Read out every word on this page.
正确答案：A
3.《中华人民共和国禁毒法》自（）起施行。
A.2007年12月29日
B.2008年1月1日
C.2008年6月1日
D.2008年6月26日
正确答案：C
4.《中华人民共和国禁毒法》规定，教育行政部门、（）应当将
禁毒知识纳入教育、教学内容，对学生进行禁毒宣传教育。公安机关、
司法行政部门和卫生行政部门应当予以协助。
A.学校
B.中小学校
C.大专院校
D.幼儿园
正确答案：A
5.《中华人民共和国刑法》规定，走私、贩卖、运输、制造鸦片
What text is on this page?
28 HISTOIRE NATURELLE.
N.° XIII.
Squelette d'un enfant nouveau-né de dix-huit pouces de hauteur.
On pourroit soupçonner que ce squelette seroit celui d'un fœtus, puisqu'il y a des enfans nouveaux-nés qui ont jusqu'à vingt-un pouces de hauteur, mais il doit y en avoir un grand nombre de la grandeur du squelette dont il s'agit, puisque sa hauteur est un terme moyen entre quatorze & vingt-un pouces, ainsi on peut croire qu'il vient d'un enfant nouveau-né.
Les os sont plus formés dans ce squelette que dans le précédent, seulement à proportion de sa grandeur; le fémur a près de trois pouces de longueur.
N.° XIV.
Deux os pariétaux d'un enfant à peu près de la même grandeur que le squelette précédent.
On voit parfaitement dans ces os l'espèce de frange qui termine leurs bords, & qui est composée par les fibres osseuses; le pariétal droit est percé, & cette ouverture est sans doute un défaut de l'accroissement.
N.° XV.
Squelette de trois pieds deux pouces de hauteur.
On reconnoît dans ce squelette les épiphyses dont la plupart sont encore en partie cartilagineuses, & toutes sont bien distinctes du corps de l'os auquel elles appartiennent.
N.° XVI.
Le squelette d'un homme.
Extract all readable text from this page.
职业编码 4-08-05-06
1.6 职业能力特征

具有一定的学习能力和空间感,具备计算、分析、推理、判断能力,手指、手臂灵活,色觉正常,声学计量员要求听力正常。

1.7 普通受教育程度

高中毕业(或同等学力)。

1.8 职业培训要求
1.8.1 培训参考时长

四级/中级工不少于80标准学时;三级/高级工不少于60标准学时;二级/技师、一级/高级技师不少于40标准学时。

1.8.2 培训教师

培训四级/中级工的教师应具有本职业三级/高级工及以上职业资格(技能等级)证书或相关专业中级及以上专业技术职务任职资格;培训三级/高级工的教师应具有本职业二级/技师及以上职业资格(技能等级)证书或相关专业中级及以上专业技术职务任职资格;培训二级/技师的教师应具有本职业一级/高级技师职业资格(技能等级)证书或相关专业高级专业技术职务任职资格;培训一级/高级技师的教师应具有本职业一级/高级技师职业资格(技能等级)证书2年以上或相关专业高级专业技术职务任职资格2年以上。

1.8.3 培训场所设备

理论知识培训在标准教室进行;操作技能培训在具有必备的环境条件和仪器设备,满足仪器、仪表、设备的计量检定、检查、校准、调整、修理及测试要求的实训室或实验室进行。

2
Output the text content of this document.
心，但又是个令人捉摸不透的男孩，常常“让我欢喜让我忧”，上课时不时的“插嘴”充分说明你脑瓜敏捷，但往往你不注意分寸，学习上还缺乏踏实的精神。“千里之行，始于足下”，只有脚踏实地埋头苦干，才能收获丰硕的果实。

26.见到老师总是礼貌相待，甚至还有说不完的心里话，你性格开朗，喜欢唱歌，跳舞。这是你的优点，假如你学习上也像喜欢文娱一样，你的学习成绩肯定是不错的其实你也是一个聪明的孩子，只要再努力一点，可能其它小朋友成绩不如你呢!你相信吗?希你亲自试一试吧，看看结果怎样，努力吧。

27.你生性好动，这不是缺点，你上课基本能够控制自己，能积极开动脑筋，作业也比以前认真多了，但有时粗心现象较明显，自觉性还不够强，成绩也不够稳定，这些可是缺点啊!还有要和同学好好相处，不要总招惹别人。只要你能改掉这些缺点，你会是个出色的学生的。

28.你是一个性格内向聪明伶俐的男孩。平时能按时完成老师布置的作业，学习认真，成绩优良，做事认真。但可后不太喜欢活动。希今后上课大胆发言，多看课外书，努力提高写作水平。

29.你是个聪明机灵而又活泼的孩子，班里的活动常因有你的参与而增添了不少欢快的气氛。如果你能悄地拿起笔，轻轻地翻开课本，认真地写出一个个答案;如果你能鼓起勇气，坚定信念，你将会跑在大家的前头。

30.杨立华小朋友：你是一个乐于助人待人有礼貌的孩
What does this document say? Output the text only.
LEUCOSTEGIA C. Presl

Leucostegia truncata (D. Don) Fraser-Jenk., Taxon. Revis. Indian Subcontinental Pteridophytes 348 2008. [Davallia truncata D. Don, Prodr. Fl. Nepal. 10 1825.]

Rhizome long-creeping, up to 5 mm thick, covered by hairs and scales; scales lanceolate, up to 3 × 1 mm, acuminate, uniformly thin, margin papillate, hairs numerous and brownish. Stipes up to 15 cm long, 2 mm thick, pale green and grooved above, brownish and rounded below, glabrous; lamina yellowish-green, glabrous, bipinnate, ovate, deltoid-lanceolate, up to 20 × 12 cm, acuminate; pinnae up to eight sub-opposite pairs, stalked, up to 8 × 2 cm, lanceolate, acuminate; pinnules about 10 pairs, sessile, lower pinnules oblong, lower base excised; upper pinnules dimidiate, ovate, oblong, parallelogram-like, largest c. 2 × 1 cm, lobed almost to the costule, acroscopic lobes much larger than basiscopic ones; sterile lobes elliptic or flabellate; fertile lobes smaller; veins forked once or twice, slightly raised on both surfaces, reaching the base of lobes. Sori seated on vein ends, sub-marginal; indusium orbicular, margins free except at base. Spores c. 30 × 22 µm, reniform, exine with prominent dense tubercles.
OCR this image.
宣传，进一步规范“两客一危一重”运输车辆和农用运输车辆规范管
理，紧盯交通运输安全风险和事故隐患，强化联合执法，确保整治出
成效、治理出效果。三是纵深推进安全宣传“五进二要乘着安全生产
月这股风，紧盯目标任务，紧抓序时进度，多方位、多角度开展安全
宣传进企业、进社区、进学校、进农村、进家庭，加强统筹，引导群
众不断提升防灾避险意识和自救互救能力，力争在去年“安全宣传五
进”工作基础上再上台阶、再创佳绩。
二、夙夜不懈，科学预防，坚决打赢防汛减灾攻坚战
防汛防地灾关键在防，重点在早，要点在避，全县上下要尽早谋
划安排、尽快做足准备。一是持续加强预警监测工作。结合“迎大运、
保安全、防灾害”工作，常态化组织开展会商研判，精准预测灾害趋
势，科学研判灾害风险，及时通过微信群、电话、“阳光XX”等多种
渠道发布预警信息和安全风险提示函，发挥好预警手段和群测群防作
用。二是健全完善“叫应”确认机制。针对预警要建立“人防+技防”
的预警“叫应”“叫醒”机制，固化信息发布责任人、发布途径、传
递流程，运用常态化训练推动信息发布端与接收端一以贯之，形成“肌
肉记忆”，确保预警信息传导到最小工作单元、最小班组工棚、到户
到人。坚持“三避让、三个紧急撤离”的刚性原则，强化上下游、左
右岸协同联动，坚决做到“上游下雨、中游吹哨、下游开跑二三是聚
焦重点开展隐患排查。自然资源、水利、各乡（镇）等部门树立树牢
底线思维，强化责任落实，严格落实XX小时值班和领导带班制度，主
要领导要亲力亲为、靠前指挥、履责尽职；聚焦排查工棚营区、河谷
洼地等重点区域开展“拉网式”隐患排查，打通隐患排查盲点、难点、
• • •
**SET PROBLEM:** Reproduce the listing shown above in its entirety, exactly.

**ANSWER FOR THE TASK:**
Read out every word on this page.
正确答案：A
3.《中华人民共和国禁毒法》自（）起施行。
A.2007年12月29日
B.2008年1月1日
C.2008年6月1日
D.2008年6月26日
正确答案：C
4.《中华人民共和国禁毒法》规定，教育行政部门、（）应当将
禁毒知识纳入教育、教学内容，对学生进行禁毒宣传教育。公安机关、
司法行政部门和卫生行政部门应当予以协助。
A.学校
B.中小学校
C.大专院校
D.幼儿园
正确答案：A
5.《中华人民共和国刑法》规定，走私、贩卖、运输、制造鸦片
What text is on this page?
28 HISTOIRE NATURELLE.
N.° XIII.
Squelette d'un enfant nouveau-né de dix-huit pouces de hauteur.
On pourroit soupçonner que ce squelette seroit celui d'un fœtus, puisqu'il y a des enfans nouveaux-nés qui ont jusqu'à vingt-un pouces de hauteur, mais il doit y en avoir un grand nombre de la grandeur du squelette dont il s'agit, puisque sa hauteur est un terme moyen entre quatorze & vingt-un pouces, ainsi on peut croire qu'il vient d'un enfant nouveau-né.
Les os sont plus formés dans ce squelette que dans le précédent, seulement à proportion de sa grandeur; le fémur a près de trois pouces de longueur.
N.° XIV.
Deux os pariétaux d'un enfant à peu près de la même grandeur que le squelette précédent.
On voit parfaitement dans ces os l'espèce de frange qui termine leurs bords, & qui est composée par les fibres osseuses; le pariétal droit est percé, & cette ouverture est sans doute un défaut de l'accroissement.
N.° XV.
Squelette de trois pieds deux pouces de hauteur.
On reconnoît dans ce squelette les épiphyses dont la plupart sont encore en partie cartilagineuses, & toutes sont bien distinctes du corps de l'os auquel elles appartiennent.
N.° XVI.
Le squelette d'un homme.
Extract all readable text from this page.
职业编码 4-08-05-06
1.6 职业能力特征

具有一定的学习能力和空间感,具备计算、分析、推理、判断能力,手指、手臂灵活,色觉正常,声学计量员要求听力正常。

1.7 普通受教育程度

高中毕业(或同等学力)。

1.8 职业培训要求
1.8.1 培训参考时长

四级/中级工不少于80标准学时;三级/高级工不少于60标准学时;二级/技师、一级/高级技师不少于40标准学时。

1.8.2 培训教师

培训四级/中级工的教师应具有本职业三级/高级工及以上职业资格(技能等级)证书或相关专业中级及以上专业技术职务任职资格;培训三级/高级工的教师应具有本职业二级/技师及以上职业资格(技能等级)证书或相关专业中级及以上专业技术职务任职资格;培训二级/技师的教师应具有本职业一级/高级技师职业资格(技能等级)证书或相关专业高级专业技术职务任职资格;培训一级/高级技师的教师应具有本职业一级/高级技师职业资格(技能等级)证书2年以上或相关专业高级专业技术职务任职资格2年以上。

1.8.3 培训场所设备

理论知识培训在标准教室进行;操作技能培训在具有必备的环境条件和仪器设备,满足仪器、仪表、设备的计量检定、检查、校准、调整、修理及测试要求的实训室或实验室进行。

2
Output the text content of this document.
心，但又是个令人捉摸不透的男孩，常常“让我欢喜让我忧”，上课时不时的“插嘴”充分说明你脑瓜敏捷，但往往你不注意分寸，学习上还缺乏踏实的精神。“千里之行，始于足下”，只有脚踏实地埋头苦干，才能收获丰硕的果实。

26.见到老师总是礼貌相待，甚至还有说不完的心里话，你性格开朗，喜欢唱歌，跳舞。这是你的优点，假如你学习上也像喜欢文娱一样，你的学习成绩肯定是不错的其实你也是一个聪明的孩子，只要再努力一点，可能其它小朋友成绩不如你呢!你相信吗?希你亲自试一试吧，看看结果怎样，努力吧。

27.你生性好动，这不是缺点，你上课基本能够控制自己，能积极开动脑筋，作业也比以前认真多了，但有时粗心现象较明显，自觉性还不够强，成绩也不够稳定，这些可是缺点啊!还有要和同学好好相处，不要总招惹别人。只要你能改掉这些缺点，你会是个出色的学生的。

28.你是一个性格内向聪明伶俐的男孩。平时能按时完成老师布置的作业，学习认真，成绩优良，做事认真。但可后不太喜欢活动。希今后上课大胆发言，多看课外书，努力提高写作水平。

29.你是个聪明机灵而又活泼的孩子，班里的活动常因有你的参与而增添了不少欢快的气氛。如果你能悄地拿起笔，轻轻地翻开课本，认真地写出一个个答案;如果你能鼓起勇气，坚定信念，你将会跑在大家的前头。

30.杨立华小朋友：你是一个乐于助人待人有礼貌的孩
What does this document say? Output the text only.
LEUCOSTEGIA C. Presl

Leucostegia truncata (D. Don) Fraser-Jenk., Taxon. Revis. Indian Subcontinental Pteridophytes 348 2008. [Davallia truncata D. Don, Prodr. Fl. Nepal. 10 1825.]

Rhizome long-creeping, up to 5 mm thick, covered by hairs and scales; scales lanceolate, up to 3 × 1 mm, acuminate, uniformly thin, margin papillate, hairs numerous and brownish. Stipes up to 15 cm long, 2 mm thick, pale green and grooved above, brownish and rounded below, glabrous; lamina yellowish-green, glabrous, bipinnate, ovate, deltoid-lanceolate, up to 20 × 12 cm, acuminate; pinnae up to eight sub-opposite pairs, stalked, up to 8 × 2 cm, lanceolate, acuminate; pinnules about 10 pairs, sessile, lower pinnules oblong, lower base excised; upper pinnules dimidiate, ovate, oblong, parallelogram-like, largest c. 2 × 1 cm, lobed almost to the costule, acroscopic lobes much larger than basiscopic ones; sterile lobes elliptic or flabellate; fertile lobes smaller; veins forked once or twice, slightly raised on both surfaces, reaching the base of lobes. Sori seated on vein ends, sub-marginal; indusium orbicular, margins free except at base. Spores c. 30 × 22 µm, reniform, exine with prominent dense tubercles.
OCR this image.
宣传，进一步规范“两客一危一重”运输车辆和农用运输车辆规范管
理，紧盯交通运输安全风险和事故隐患，强化联合执法，确保整治出
成效、治理出效果。三是纵深推进安全宣传“五进二要乘着安全生产
月这股风，紧盯目标任务，紧抓序时进度，多方位、多角度开展安全
宣传进企业、进社区、进学校、进农村、进家庭，加强统筹，引导群
众不断提升防灾避险意识和自救互救能力，力争在去年“安全宣传五
进”工作基础上再上台阶、再创佳绩。
二、夙夜不懈，科学预防，坚决打赢防汛减灾攻坚战
防汛防地灾关键在防，重点在早，要点在避，全县上下要尽早谋
划安排、尽快做足准备。一是持续加强预警监测工作。结合“迎大运、
保安全、防灾害”工作，常态化组织开展会商研判，精准预测灾害趋
势，科学研判灾害风险，及时通过微信群、电话、“阳光XX”等多种
渠道发布预警信息和安全风险提示函，发挥好预警手段和群测群防作
用。二是健全完善“叫应”确认机制。针对预警要建立“人防+技防”
的预警“叫应”“叫醒”机制，固化信息发布责任人、发布途径、传
递流程，运用常态化训练推动信息发布端与接收端一以贯之，形成“肌
肉记忆”，确保预警信息传导到最小工作单元、最小班组工棚、到户
到人。坚持“三避让、三个紧急撤离”的刚性原则，强化上下游、左
右岸协同联动，坚决做到“上游下雨、中游吹哨、下游开跑二三是聚
焦重点开展隐患排查。自然资源、水利、各乡（镇）等部门树立树牢
底线思维，强化责任落实，严格落实XX小时值班和领导带班制度，主
要领导要亲力亲为、靠前指挥、履责尽职；聚焦排查工棚营区、河谷
洼地等重点区域开展“拉网式”隐患排查，打通隐患排查盲点、难点、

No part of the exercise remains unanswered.